◆ **PROBLEM TO SOLVE**: Give every line back verbatim, dropping all images.

══════════════════════════════

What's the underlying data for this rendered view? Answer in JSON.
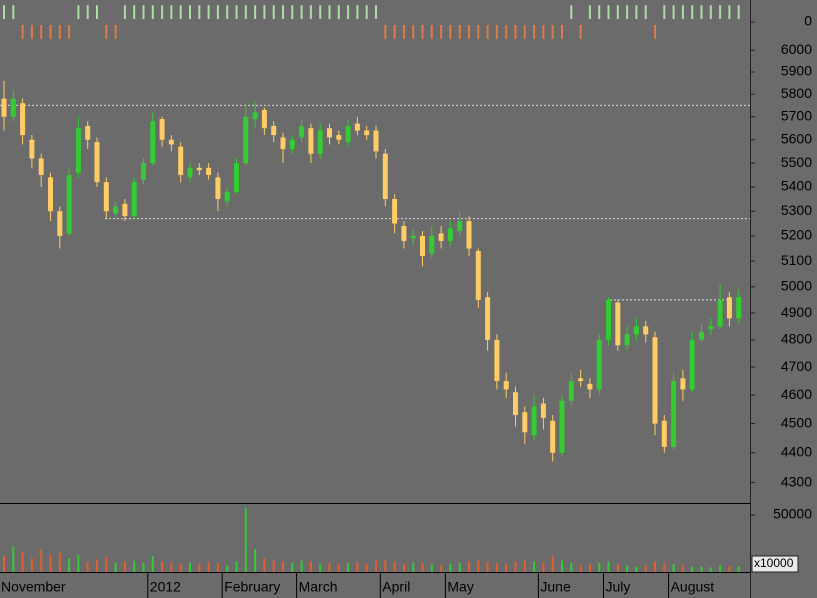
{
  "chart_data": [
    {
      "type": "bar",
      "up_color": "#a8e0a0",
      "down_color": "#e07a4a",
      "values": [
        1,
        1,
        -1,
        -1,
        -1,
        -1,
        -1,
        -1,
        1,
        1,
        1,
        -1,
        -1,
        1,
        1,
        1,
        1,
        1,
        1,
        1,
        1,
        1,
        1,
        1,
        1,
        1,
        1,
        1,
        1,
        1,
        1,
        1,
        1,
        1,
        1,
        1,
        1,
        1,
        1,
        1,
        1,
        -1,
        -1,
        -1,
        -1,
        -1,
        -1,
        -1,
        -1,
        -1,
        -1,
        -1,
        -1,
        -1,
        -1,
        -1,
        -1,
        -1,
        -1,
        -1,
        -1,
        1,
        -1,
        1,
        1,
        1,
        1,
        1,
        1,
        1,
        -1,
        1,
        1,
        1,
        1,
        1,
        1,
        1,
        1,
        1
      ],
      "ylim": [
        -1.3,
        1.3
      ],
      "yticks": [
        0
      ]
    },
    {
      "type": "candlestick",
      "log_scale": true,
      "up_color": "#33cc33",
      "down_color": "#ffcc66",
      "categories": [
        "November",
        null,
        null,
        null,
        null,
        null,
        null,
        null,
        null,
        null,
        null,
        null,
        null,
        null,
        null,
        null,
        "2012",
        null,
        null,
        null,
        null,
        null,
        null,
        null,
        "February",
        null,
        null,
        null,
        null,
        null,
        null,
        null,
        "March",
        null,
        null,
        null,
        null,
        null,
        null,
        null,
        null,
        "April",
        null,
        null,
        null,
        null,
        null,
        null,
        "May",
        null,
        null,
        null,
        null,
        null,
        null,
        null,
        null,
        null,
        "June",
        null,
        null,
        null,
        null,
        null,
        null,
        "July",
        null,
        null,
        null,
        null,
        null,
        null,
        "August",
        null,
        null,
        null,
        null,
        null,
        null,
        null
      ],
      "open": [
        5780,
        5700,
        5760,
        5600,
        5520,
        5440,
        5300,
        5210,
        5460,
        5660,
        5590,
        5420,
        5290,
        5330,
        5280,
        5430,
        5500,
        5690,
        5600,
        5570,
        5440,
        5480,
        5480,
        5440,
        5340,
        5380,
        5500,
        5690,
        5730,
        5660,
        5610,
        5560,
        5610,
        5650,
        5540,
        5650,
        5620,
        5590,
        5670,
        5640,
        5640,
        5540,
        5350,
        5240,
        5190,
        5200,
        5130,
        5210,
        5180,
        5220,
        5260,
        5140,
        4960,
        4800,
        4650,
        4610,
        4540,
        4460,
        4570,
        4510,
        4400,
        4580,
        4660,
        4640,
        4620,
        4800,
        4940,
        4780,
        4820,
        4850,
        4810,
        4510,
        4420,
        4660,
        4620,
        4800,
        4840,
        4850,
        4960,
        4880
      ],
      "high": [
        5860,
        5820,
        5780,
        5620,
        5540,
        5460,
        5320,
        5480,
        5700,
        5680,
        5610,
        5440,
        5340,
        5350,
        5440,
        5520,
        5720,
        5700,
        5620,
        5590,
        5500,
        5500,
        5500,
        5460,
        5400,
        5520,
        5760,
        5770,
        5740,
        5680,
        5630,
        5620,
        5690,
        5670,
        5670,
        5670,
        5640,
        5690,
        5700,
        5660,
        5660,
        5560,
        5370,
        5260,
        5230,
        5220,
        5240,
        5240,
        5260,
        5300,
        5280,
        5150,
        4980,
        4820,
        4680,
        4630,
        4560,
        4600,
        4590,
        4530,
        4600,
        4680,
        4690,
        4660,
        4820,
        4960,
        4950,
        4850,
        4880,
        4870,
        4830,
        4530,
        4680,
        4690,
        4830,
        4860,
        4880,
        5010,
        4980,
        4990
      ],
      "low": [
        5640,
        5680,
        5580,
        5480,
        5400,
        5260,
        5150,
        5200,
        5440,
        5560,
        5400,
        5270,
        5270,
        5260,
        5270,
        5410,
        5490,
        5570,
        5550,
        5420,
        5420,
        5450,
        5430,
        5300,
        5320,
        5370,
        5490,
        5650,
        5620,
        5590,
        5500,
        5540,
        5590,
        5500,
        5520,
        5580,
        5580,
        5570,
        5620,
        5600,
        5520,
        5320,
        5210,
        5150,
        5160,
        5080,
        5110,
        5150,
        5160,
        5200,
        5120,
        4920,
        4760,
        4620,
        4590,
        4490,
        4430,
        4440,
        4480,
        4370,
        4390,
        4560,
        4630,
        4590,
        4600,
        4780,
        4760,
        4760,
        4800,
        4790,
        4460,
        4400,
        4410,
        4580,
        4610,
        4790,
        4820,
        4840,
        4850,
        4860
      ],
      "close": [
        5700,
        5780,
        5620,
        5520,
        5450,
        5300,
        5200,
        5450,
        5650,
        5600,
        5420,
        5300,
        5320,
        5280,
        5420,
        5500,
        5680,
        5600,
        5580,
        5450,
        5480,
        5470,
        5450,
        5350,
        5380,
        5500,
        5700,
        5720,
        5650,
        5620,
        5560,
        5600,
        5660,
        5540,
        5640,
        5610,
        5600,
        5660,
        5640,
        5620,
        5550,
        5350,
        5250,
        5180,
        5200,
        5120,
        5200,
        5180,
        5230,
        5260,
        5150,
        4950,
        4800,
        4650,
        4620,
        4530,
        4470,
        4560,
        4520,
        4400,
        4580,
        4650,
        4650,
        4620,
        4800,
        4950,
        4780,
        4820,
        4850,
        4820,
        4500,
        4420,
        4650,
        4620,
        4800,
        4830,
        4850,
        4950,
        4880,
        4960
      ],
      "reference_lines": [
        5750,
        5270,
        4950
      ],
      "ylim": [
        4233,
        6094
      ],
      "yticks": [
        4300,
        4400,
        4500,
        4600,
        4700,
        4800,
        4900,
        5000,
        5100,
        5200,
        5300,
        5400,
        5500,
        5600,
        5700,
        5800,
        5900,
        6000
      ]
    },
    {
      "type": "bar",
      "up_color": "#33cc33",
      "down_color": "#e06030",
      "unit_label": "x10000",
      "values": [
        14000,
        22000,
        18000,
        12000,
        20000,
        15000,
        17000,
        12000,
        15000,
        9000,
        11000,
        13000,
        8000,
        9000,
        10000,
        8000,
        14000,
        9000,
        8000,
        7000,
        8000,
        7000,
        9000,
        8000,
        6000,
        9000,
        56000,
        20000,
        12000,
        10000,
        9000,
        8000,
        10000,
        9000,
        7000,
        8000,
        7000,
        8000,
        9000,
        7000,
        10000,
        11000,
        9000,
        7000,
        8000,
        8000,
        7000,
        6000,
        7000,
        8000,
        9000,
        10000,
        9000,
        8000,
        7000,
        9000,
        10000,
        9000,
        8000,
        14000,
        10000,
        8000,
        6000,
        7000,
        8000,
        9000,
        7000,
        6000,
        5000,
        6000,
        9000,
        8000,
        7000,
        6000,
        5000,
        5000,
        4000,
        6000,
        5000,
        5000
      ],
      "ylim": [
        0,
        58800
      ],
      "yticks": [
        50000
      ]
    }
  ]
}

══════════════════════════════

◆ **RESPONSE TO THIS EXERCISE**:
What's the underlying data for this rendered view? Answer in JSON.
{
  "chart_data": [
    {
      "type": "bar",
      "up_color": "#a8e0a0",
      "down_color": "#e07a4a",
      "values": [
        1,
        1,
        -1,
        -1,
        -1,
        -1,
        -1,
        -1,
        1,
        1,
        1,
        -1,
        -1,
        1,
        1,
        1,
        1,
        1,
        1,
        1,
        1,
        1,
        1,
        1,
        1,
        1,
        1,
        1,
        1,
        1,
        1,
        1,
        1,
        1,
        1,
        1,
        1,
        1,
        1,
        1,
        1,
        -1,
        -1,
        -1,
        -1,
        -1,
        -1,
        -1,
        -1,
        -1,
        -1,
        -1,
        -1,
        -1,
        -1,
        -1,
        -1,
        -1,
        -1,
        -1,
        -1,
        1,
        -1,
        1,
        1,
        1,
        1,
        1,
        1,
        1,
        -1,
        1,
        1,
        1,
        1,
        1,
        1,
        1,
        1,
        1
      ],
      "ylim": [
        -1.3,
        1.3
      ],
      "yticks": [
        0
      ]
    },
    {
      "type": "candlestick",
      "log_scale": true,
      "up_color": "#33cc33",
      "down_color": "#ffcc66",
      "categories": [
        "November",
        null,
        null,
        null,
        null,
        null,
        null,
        null,
        null,
        null,
        null,
        null,
        null,
        null,
        null,
        null,
        "2012",
        null,
        null,
        null,
        null,
        null,
        null,
        null,
        "February",
        null,
        null,
        null,
        null,
        null,
        null,
        null,
        "March",
        null,
        null,
        null,
        null,
        null,
        null,
        null,
        null,
        "April",
        null,
        null,
        null,
        null,
        null,
        null,
        "May",
        null,
        null,
        null,
        null,
        null,
        null,
        null,
        null,
        null,
        "June",
        null,
        null,
        null,
        null,
        null,
        null,
        "July",
        null,
        null,
        null,
        null,
        null,
        null,
        "August",
        null,
        null,
        null,
        null,
        null,
        null,
        null
      ],
      "open": [
        5780,
        5700,
        5760,
        5600,
        5520,
        5440,
        5300,
        5210,
        5460,
        5660,
        5590,
        5420,
        5290,
        5330,
        5280,
        5430,
        5500,
        5690,
        5600,
        5570,
        5440,
        5480,
        5480,
        5440,
        5340,
        5380,
        5500,
        5690,
        5730,
        5660,
        5610,
        5560,
        5610,
        5650,
        5540,
        5650,
        5620,
        5590,
        5670,
        5640,
        5640,
        5540,
        5350,
        5240,
        5190,
        5200,
        5130,
        5210,
        5180,
        5220,
        5260,
        5140,
        4960,
        4800,
        4650,
        4610,
        4540,
        4460,
        4570,
        4510,
        4400,
        4580,
        4660,
        4640,
        4620,
        4800,
        4940,
        4780,
        4820,
        4850,
        4810,
        4510,
        4420,
        4660,
        4620,
        4800,
        4840,
        4850,
        4960,
        4880
      ],
      "high": [
        5860,
        5820,
        5780,
        5620,
        5540,
        5460,
        5320,
        5480,
        5700,
        5680,
        5610,
        5440,
        5340,
        5350,
        5440,
        5520,
        5720,
        5700,
        5620,
        5590,
        5500,
        5500,
        5500,
        5460,
        5400,
        5520,
        5760,
        5770,
        5740,
        5680,
        5630,
        5620,
        5690,
        5670,
        5670,
        5670,
        5640,
        5690,
        5700,
        5660,
        5660,
        5560,
        5370,
        5260,
        5230,
        5220,
        5240,
        5240,
        5260,
        5300,
        5280,
        5150,
        4980,
        4820,
        4680,
        4630,
        4560,
        4600,
        4590,
        4530,
        4600,
        4680,
        4690,
        4660,
        4820,
        4960,
        4950,
        4850,
        4880,
        4870,
        4830,
        4530,
        4680,
        4690,
        4830,
        4860,
        4880,
        5010,
        4980,
        4990
      ],
      "low": [
        5640,
        5680,
        5580,
        5480,
        5400,
        5260,
        5150,
        5200,
        5440,
        5560,
        5400,
        5270,
        5270,
        5260,
        5270,
        5410,
        5490,
        5570,
        5550,
        5420,
        5420,
        5450,
        5430,
        5300,
        5320,
        5370,
        5490,
        5650,
        5620,
        5590,
        5500,
        5540,
        5590,
        5500,
        5520,
        5580,
        5580,
        5570,
        5620,
        5600,
        5520,
        5320,
        5210,
        5150,
        5160,
        5080,
        5110,
        5150,
        5160,
        5200,
        5120,
        4920,
        4760,
        4620,
        4590,
        4490,
        4430,
        4440,
        4480,
        4370,
        4390,
        4560,
        4630,
        4590,
        4600,
        4780,
        4760,
        4760,
        4800,
        4790,
        4460,
        4400,
        4410,
        4580,
        4610,
        4790,
        4820,
        4840,
        4850,
        4860
      ],
      "close": [
        5700,
        5780,
        5620,
        5520,
        5450,
        5300,
        5200,
        5450,
        5650,
        5600,
        5420,
        5300,
        5320,
        5280,
        5420,
        5500,
        5680,
        5600,
        5580,
        5450,
        5480,
        5470,
        5450,
        5350,
        5380,
        5500,
        5700,
        5720,
        5650,
        5620,
        5560,
        5600,
        5660,
        5540,
        5640,
        5610,
        5600,
        5660,
        5640,
        5620,
        5550,
        5350,
        5250,
        5180,
        5200,
        5120,
        5200,
        5180,
        5230,
        5260,
        5150,
        4950,
        4800,
        4650,
        4620,
        4530,
        4470,
        4560,
        4520,
        4400,
        4580,
        4650,
        4650,
        4620,
        4800,
        4950,
        4780,
        4820,
        4850,
        4820,
        4500,
        4420,
        4650,
        4620,
        4800,
        4830,
        4850,
        4950,
        4880,
        4960
      ],
      "reference_lines": [
        5750,
        5270,
        4950
      ],
      "ylim": [
        4233,
        6094
      ],
      "yticks": [
        4300,
        4400,
        4500,
        4600,
        4700,
        4800,
        4900,
        5000,
        5100,
        5200,
        5300,
        5400,
        5500,
        5600,
        5700,
        5800,
        5900,
        6000
      ]
    },
    {
      "type": "bar",
      "up_color": "#33cc33",
      "down_color": "#e06030",
      "unit_label": "x10000",
      "values": [
        14000,
        22000,
        18000,
        12000,
        20000,
        15000,
        17000,
        12000,
        15000,
        9000,
        11000,
        13000,
        8000,
        9000,
        10000,
        8000,
        14000,
        9000,
        8000,
        7000,
        8000,
        7000,
        9000,
        8000,
        6000,
        9000,
        56000,
        20000,
        12000,
        10000,
        9000,
        8000,
        10000,
        9000,
        7000,
        8000,
        7000,
        8000,
        9000,
        7000,
        10000,
        11000,
        9000,
        7000,
        8000,
        8000,
        7000,
        6000,
        7000,
        8000,
        9000,
        10000,
        9000,
        8000,
        7000,
        9000,
        10000,
        9000,
        8000,
        14000,
        10000,
        8000,
        6000,
        7000,
        8000,
        9000,
        7000,
        6000,
        5000,
        6000,
        9000,
        8000,
        7000,
        6000,
        5000,
        5000,
        4000,
        6000,
        5000,
        5000
      ],
      "ylim": [
        0,
        58800
      ],
      "yticks": [
        50000
      ]
    }
  ]
}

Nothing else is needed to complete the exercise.